#### [SHORT TASK]
Would you return all of this data exactly, leaving nothing out?
═══
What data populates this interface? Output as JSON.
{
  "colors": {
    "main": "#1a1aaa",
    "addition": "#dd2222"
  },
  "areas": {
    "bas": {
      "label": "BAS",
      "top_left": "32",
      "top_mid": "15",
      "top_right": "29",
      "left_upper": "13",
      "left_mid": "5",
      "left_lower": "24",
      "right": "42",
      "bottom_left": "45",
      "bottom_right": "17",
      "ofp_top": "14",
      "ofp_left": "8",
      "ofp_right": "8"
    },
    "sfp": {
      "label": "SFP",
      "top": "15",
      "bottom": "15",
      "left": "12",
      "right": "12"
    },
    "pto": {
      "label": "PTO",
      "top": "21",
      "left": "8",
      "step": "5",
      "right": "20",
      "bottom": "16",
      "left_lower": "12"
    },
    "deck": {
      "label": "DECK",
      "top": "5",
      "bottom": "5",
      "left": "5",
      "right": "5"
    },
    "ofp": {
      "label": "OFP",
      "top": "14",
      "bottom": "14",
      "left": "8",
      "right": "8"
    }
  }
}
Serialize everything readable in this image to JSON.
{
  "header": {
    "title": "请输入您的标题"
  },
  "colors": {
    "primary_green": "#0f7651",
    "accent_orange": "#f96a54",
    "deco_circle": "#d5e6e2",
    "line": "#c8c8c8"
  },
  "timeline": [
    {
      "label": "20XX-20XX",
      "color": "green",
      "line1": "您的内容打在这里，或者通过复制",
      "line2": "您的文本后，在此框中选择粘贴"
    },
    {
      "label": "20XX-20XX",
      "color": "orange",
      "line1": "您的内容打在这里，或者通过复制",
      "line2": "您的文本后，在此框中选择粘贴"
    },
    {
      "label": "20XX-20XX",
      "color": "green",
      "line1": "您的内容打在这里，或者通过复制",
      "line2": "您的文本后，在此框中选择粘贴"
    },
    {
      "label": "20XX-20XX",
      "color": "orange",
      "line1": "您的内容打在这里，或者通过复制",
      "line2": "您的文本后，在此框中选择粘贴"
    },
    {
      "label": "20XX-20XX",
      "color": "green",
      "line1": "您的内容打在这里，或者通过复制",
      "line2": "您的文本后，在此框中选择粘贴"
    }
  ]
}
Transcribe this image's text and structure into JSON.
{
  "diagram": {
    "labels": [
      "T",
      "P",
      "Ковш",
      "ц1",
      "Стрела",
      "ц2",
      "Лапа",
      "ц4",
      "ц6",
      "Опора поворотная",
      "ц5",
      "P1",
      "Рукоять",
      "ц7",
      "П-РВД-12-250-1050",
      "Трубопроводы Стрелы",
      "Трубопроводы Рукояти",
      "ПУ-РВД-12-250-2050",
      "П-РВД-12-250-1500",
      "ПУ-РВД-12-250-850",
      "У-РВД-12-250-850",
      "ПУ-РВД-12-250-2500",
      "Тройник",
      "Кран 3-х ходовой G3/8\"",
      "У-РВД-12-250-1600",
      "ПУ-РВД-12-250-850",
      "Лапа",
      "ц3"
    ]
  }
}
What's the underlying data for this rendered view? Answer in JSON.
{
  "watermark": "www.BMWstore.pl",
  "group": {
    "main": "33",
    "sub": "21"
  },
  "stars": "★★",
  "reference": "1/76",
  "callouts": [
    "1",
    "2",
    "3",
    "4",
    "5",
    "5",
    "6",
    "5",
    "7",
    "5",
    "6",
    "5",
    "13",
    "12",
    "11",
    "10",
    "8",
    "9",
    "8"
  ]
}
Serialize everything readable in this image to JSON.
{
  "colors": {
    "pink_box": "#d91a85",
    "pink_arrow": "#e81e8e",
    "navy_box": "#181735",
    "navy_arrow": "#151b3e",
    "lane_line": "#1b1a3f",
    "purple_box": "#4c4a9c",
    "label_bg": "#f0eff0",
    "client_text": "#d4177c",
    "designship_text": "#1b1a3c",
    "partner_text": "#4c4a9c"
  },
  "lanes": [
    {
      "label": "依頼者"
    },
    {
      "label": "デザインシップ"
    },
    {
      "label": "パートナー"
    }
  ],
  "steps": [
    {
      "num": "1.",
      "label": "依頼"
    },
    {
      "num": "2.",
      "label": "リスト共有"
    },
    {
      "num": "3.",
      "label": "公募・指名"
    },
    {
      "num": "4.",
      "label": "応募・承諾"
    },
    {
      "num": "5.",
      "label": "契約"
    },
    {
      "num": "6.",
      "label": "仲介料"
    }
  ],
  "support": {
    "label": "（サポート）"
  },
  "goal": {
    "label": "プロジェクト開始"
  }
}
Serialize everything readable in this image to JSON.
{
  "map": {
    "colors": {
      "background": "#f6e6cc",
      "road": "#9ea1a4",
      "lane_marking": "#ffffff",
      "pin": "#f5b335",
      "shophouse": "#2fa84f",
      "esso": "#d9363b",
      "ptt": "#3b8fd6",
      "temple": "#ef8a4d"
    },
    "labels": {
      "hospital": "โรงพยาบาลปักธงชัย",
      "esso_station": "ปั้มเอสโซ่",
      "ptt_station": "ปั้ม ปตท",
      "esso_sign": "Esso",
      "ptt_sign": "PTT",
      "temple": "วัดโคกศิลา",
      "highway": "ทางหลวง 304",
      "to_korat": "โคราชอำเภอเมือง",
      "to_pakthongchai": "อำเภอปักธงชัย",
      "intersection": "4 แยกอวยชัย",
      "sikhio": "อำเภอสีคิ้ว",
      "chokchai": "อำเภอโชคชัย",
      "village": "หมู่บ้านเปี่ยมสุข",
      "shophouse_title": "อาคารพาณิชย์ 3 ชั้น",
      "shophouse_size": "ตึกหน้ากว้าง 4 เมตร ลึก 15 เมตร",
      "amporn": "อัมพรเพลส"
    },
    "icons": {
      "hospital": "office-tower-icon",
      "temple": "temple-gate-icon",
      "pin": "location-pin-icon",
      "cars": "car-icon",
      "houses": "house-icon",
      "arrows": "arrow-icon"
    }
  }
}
═══
#### [CORRECT RESULT]
What data populates this interface? Output as JSON.
{
  "colors": {
    "main": "#1a1aaa",
    "addition": "#dd2222"
  },
  "areas": {
    "bas": {
      "label": "BAS",
      "top_left": "32",
      "top_mid": "15",
      "top_right": "29",
      "left_upper": "13",
      "left_mid": "5",
      "left_lower": "24",
      "right": "42",
      "bottom_left": "45",
      "bottom_right": "17",
      "ofp_top": "14",
      "ofp_left": "8",
      "ofp_right": "8"
    },
    "sfp": {
      "label": "SFP",
      "top": "15",
      "bottom": "15",
      "left": "12",
      "right": "12"
    },
    "pto": {
      "label": "PTO",
      "top": "21",
      "left": "8",
      "step": "5",
      "right": "20",
      "bottom": "16",
      "left_lower": "12"
    },
    "deck": {
      "label": "DECK",
      "top": "5",
      "bottom": "5",
      "left": "5",
      "right": "5"
    },
    "ofp": {
      "label": "OFP",
      "top": "14",
      "bottom": "14",
      "left": "8",
      "right": "8"
    }
  }
}
Serialize everything readable in this image to JSON.
{
  "header": {
    "title": "请输入您的标题"
  },
  "colors": {
    "primary_green": "#0f7651",
    "accent_orange": "#f96a54",
    "deco_circle": "#d5e6e2",
    "line": "#c8c8c8"
  },
  "timeline": [
    {
      "label": "20XX-20XX",
      "color": "green",
      "line1": "您的内容打在这里，或者通过复制",
      "line2": "您的文本后，在此框中选择粘贴"
    },
    {
      "label": "20XX-20XX",
      "color": "orange",
      "line1": "您的内容打在这里，或者通过复制",
      "line2": "您的文本后，在此框中选择粘贴"
    },
    {
      "label": "20XX-20XX",
      "color": "green",
      "line1": "您的内容打在这里，或者通过复制",
      "line2": "您的文本后，在此框中选择粘贴"
    },
    {
      "label": "20XX-20XX",
      "color": "orange",
      "line1": "您的内容打在这里，或者通过复制",
      "line2": "您的文本后，在此框中选择粘贴"
    },
    {
      "label": "20XX-20XX",
      "color": "green",
      "line1": "您的内容打在这里，或者通过复制",
      "line2": "您的文本后，在此框中选择粘贴"
    }
  ]
}
Transcribe this image's text and structure into JSON.
{
  "diagram": {
    "labels": [
      "T",
      "P",
      "Ковш",
      "ц1",
      "Стрела",
      "ц2",
      "Лапа",
      "ц4",
      "ц6",
      "Опора поворотная",
      "ц5",
      "P1",
      "Рукоять",
      "ц7",
      "П-РВД-12-250-1050",
      "Трубопроводы Стрелы",
      "Трубопроводы Рукояти",
      "ПУ-РВД-12-250-2050",
      "П-РВД-12-250-1500",
      "ПУ-РВД-12-250-850",
      "У-РВД-12-250-850",
      "ПУ-РВД-12-250-2500",
      "Тройник",
      "Кран 3-х ходовой G3/8\"",
      "У-РВД-12-250-1600",
      "ПУ-РВД-12-250-850",
      "Лапа",
      "ц3"
    ]
  }
}
What's the underlying data for this rendered view? Answer in JSON.
{
  "watermark": "www.BMWstore.pl",
  "group": {
    "main": "33",
    "sub": "21"
  },
  "stars": "★★",
  "reference": "1/76",
  "callouts": [
    "1",
    "2",
    "3",
    "4",
    "5",
    "5",
    "6",
    "5",
    "7",
    "5",
    "6",
    "5",
    "13",
    "12",
    "11",
    "10",
    "8",
    "9",
    "8"
  ]
}
Serialize everything readable in this image to JSON.
{
  "colors": {
    "pink_box": "#d91a85",
    "pink_arrow": "#e81e8e",
    "navy_box": "#181735",
    "navy_arrow": "#151b3e",
    "lane_line": "#1b1a3f",
    "purple_box": "#4c4a9c",
    "label_bg": "#f0eff0",
    "client_text": "#d4177c",
    "designship_text": "#1b1a3c",
    "partner_text": "#4c4a9c"
  },
  "lanes": [
    {
      "label": "依頼者"
    },
    {
      "label": "デザインシップ"
    },
    {
      "label": "パートナー"
    }
  ],
  "steps": [
    {
      "num": "1.",
      "label": "依頼"
    },
    {
      "num": "2.",
      "label": "リスト共有"
    },
    {
      "num": "3.",
      "label": "公募・指名"
    },
    {
      "num": "4.",
      "label": "応募・承諾"
    },
    {
      "num": "5.",
      "label": "契約"
    },
    {
      "num": "6.",
      "label": "仲介料"
    }
  ],
  "support": {
    "label": "（サポート）"
  },
  "goal": {
    "label": "プロジェクト開始"
  }
}
Serialize everything readable in this image to JSON.
{
  "map": {
    "colors": {
      "background": "#f6e6cc",
      "road": "#9ea1a4",
      "lane_marking": "#ffffff",
      "pin": "#f5b335",
      "shophouse": "#2fa84f",
      "esso": "#d9363b",
      "ptt": "#3b8fd6",
      "temple": "#ef8a4d"
    },
    "labels": {
      "hospital": "โรงพยาบาลปักธงชัย",
      "esso_station": "ปั้มเอสโซ่",
      "ptt_station": "ปั้ม ปตท",
      "esso_sign": "Esso",
      "ptt_sign": "PTT",
      "temple": "วัดโคกศิลา",
      "highway": "ทางหลวง 304",
      "to_korat": "โคราชอำเภอเมือง",
      "to_pakthongchai": "อำเภอปักธงชัย",
      "intersection": "4 แยกอวยชัย",
      "sikhio": "อำเภอสีคิ้ว",
      "chokchai": "อำเภอโชคชัย",
      "village": "หมู่บ้านเปี่ยมสุข",
      "shophouse_title": "อาคารพาณิชย์ 3 ชั้น",
      "shophouse_size": "ตึกหน้ากว้าง 4 เมตร ลึก 15 เมตร",
      "amporn": "อัมพรเพลส"
    },
    "icons": {
      "hospital": "office-tower-icon",
      "temple": "temple-gate-icon",
      "pin": "location-pin-icon",
      "cars": "car-icon",
      "houses": "house-icon",
      "arrows": "arrow-icon"
    }
  }
}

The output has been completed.